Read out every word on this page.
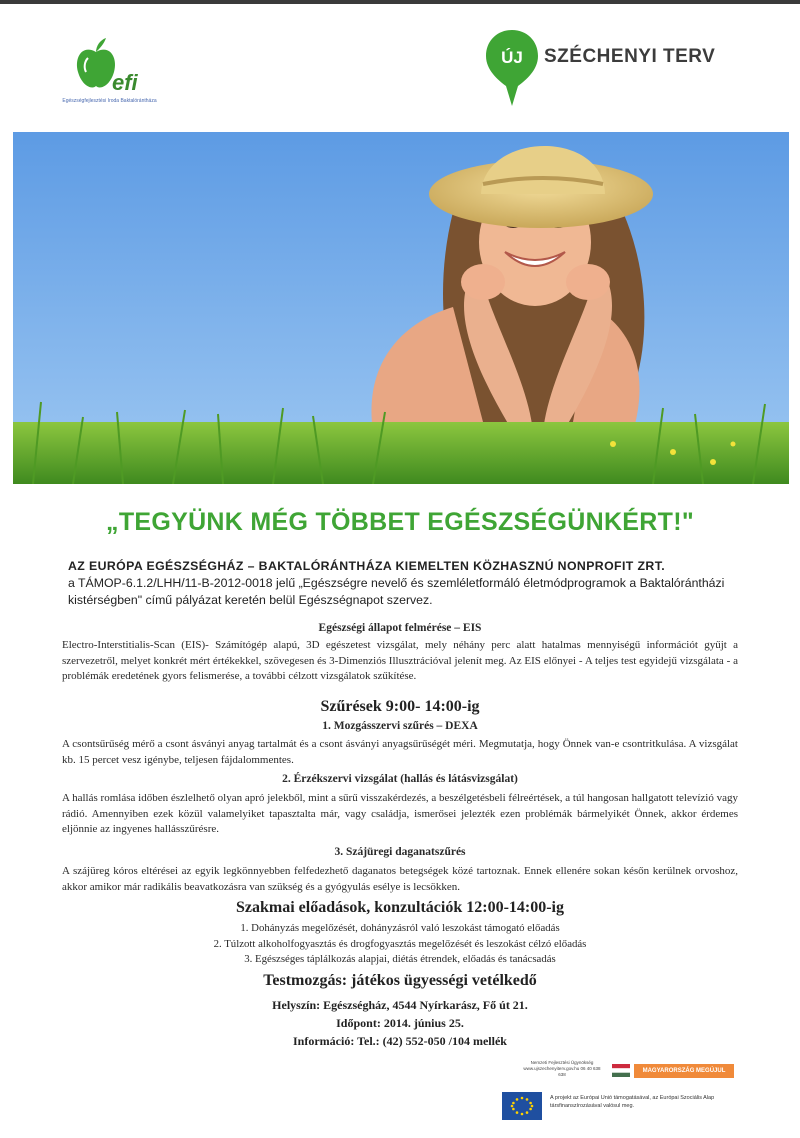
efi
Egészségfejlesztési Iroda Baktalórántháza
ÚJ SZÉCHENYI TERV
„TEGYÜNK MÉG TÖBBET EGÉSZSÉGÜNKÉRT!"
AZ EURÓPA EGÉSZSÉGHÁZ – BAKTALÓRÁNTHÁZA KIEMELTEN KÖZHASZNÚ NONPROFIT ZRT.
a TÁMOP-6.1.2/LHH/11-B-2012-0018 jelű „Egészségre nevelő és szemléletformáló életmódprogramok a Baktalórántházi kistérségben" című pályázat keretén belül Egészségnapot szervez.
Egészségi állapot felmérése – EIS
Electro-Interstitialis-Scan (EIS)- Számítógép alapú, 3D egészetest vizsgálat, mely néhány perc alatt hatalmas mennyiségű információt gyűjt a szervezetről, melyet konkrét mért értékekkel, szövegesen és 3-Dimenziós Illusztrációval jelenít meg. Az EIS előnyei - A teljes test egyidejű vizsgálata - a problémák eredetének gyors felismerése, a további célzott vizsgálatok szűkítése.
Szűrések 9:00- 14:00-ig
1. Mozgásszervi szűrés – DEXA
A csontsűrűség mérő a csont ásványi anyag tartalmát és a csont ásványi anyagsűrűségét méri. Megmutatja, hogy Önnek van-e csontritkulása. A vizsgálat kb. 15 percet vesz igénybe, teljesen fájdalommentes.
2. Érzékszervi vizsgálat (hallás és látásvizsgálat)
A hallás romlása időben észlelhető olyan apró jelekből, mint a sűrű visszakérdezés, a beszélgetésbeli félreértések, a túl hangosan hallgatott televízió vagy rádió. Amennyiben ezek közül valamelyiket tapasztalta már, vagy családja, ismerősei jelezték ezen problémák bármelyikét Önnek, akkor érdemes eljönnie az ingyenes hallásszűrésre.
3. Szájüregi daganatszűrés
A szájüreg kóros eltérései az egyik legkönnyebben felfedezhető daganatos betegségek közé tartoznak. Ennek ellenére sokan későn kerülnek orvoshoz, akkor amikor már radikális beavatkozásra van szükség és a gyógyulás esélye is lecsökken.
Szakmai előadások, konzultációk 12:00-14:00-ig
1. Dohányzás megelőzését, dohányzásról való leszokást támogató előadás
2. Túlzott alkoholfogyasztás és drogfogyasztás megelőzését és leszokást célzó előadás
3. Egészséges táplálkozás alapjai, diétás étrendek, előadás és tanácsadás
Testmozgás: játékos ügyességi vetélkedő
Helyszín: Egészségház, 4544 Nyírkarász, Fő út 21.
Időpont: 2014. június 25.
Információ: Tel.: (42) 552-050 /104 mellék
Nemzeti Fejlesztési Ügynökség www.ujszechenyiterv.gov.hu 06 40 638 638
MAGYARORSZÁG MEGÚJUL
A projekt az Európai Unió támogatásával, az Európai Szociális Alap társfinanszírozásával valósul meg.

## INSTRUCTION:
Give every record again exactly, apart from the pictures, which stay out.

## RESULT BELOW:
Read out every word on this page.
efi
Egészségfejlesztési Iroda Baktalórántháza
ÚJ SZÉCHENYI TERV
„TEGYÜNK MÉG TÖBBET EGÉSZSÉGÜNKÉRT!"
AZ EURÓPA EGÉSZSÉGHÁZ – BAKTALÓRÁNTHÁZA KIEMELTEN KÖZHASZNÚ NONPROFIT ZRT.
a TÁMOP-6.1.2/LHH/11-B-2012-0018 jelű „Egészségre nevelő és szemléletformáló életmódprogramok a Baktalórántházi kistérségben" című pályázat keretén belül Egészségnapot szervez.
Egészségi állapot felmérése – EIS
Electro-Interstitialis-Scan (EIS)- Számítógép alapú, 3D egészetest vizsgálat, mely néhány perc alatt hatalmas mennyiségű információt gyűjt a szervezetről, melyet konkrét mért értékekkel, szövegesen és 3-Dimenziós Illusztrációval jelenít meg. Az EIS előnyei - A teljes test egyidejű vizsgálata - a problémák eredetének gyors felismerése, a további célzott vizsgálatok szűkítése.
Szűrések 9:00- 14:00-ig
1. Mozgásszervi szűrés – DEXA
A csontsűrűség mérő a csont ásványi anyag tartalmát és a csont ásványi anyagsűrűségét méri. Megmutatja, hogy Önnek van-e csontritkulása. A vizsgálat kb. 15 percet vesz igénybe, teljesen fájdalommentes.
2. Érzékszervi vizsgálat (hallás és látásvizsgálat)
A hallás romlása időben észlelhető olyan apró jelekből, mint a sűrű visszakérdezés, a beszélgetésbeli félreértések, a túl hangosan hallgatott televízió vagy rádió. Amennyiben ezek közül valamelyiket tapasztalta már, vagy családja, ismerősei jelezték ezen problémák bármelyikét Önnek, akkor érdemes eljönnie az ingyenes hallásszűrésre.
3. Szájüregi daganatszűrés
A szájüreg kóros eltérései az egyik legkönnyebben felfedezhető daganatos betegségek közé tartoznak. Ennek ellenére sokan későn kerülnek orvoshoz, akkor amikor már radikális beavatkozásra van szükség és a gyógyulás esélye is lecsökken.
Szakmai előadások, konzultációk 12:00-14:00-ig
1. Dohányzás megelőzését, dohányzásról való leszokást támogató előadás
2. Túlzott alkoholfogyasztás és drogfogyasztás megelőzését és leszokást célzó előadás
3. Egészséges táplálkozás alapjai, diétás étrendek, előadás és tanácsadás
Testmozgás: játékos ügyességi vetélkedő
Helyszín: Egészségház, 4544 Nyírkarász, Fő út 21.
Időpont: 2014. június 25.
Információ: Tel.: (42) 552-050 /104 mellék
Nemzeti Fejlesztési Ügynökség www.ujszechenyiterv.gov.hu 06 40 638 638
MAGYARORSZÁG MEGÚJUL
A projekt az Európai Unió támogatásával, az Európai Szociális Alap társfinanszírozásával valósul meg.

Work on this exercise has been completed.